--- MATERIAL PROVIDED ---
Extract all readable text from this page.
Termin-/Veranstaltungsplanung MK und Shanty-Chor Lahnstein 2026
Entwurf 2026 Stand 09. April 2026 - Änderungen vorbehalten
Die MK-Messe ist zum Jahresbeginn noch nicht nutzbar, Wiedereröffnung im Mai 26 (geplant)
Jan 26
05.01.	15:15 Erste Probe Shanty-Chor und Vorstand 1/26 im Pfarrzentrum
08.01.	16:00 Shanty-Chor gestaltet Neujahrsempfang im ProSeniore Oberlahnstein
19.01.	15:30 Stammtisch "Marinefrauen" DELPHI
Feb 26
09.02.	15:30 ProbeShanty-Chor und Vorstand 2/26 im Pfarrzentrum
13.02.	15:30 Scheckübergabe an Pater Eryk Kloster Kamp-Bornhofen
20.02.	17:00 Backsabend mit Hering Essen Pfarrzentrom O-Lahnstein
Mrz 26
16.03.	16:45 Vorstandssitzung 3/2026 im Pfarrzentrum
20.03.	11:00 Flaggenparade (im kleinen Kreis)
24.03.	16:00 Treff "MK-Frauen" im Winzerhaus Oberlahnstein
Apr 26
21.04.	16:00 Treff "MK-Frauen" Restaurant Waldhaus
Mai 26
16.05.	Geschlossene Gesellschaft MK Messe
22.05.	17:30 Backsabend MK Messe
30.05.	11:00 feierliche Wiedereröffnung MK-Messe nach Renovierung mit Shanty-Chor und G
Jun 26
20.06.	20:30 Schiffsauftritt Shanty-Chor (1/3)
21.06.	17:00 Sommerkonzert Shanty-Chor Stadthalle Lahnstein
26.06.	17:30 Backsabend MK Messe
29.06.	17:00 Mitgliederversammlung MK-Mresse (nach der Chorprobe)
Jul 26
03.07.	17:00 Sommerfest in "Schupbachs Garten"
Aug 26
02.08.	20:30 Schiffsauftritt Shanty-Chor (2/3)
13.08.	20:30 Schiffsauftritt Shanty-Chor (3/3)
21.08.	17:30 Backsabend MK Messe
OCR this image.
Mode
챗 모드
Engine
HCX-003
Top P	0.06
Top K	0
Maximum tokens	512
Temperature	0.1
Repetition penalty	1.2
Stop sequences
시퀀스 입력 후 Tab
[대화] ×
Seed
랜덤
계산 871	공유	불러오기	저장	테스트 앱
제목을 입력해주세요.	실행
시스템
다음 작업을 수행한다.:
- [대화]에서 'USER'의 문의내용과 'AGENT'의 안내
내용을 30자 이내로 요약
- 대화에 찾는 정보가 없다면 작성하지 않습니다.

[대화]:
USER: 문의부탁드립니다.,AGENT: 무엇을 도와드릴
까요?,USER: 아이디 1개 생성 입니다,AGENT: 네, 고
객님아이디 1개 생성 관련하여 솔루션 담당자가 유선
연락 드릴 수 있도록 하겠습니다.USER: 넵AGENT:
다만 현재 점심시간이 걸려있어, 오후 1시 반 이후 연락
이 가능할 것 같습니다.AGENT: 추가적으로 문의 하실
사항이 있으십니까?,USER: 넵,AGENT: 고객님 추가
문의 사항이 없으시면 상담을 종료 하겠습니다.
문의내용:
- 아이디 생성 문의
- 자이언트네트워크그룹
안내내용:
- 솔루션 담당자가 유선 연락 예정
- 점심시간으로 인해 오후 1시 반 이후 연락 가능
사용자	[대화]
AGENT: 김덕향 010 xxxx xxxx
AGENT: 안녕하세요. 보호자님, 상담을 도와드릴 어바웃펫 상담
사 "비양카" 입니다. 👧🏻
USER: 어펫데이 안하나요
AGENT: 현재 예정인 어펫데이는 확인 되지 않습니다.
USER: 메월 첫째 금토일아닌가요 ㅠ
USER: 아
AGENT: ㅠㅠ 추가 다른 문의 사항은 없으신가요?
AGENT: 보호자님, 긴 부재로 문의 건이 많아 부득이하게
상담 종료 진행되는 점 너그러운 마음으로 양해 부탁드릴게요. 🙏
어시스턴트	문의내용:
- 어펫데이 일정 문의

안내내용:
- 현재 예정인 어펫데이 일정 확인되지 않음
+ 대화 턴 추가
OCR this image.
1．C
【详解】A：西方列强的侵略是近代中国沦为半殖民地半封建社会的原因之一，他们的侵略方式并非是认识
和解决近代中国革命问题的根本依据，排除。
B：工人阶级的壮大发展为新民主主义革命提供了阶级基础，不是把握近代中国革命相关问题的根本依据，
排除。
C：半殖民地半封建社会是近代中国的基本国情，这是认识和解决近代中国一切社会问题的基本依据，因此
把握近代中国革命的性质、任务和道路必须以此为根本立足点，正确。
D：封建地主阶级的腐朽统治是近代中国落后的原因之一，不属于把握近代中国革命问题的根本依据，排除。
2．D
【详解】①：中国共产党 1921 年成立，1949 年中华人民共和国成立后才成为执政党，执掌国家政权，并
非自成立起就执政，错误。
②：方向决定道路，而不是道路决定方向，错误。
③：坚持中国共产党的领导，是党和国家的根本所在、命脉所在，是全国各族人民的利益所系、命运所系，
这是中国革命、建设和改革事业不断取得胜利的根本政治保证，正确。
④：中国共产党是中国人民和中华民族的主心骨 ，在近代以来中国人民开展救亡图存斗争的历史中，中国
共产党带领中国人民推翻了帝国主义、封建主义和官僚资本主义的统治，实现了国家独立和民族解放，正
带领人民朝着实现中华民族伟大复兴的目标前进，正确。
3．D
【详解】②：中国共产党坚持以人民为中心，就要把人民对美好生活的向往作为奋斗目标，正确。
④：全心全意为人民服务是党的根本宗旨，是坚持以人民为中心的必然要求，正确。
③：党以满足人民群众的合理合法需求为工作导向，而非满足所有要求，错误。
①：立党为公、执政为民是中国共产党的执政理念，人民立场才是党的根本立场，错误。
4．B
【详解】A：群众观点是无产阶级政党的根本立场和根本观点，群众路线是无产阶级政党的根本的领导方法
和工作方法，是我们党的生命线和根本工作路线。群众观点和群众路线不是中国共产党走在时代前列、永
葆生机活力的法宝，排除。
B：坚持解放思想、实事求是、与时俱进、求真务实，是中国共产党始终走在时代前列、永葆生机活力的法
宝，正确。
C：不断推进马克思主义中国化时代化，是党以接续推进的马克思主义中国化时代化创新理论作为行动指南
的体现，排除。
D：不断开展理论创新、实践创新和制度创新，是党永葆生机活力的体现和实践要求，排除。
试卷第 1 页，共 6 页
---
Return all lines with the word "Treff" in them.

### SOLUTION FOR THIS TASK
24.03.	16:00 Treff "MK-Frauen" im Winzerhaus Oberlahnstein
21.04.	16:00 Treff "MK-Frauen" Restaurant Waldhaus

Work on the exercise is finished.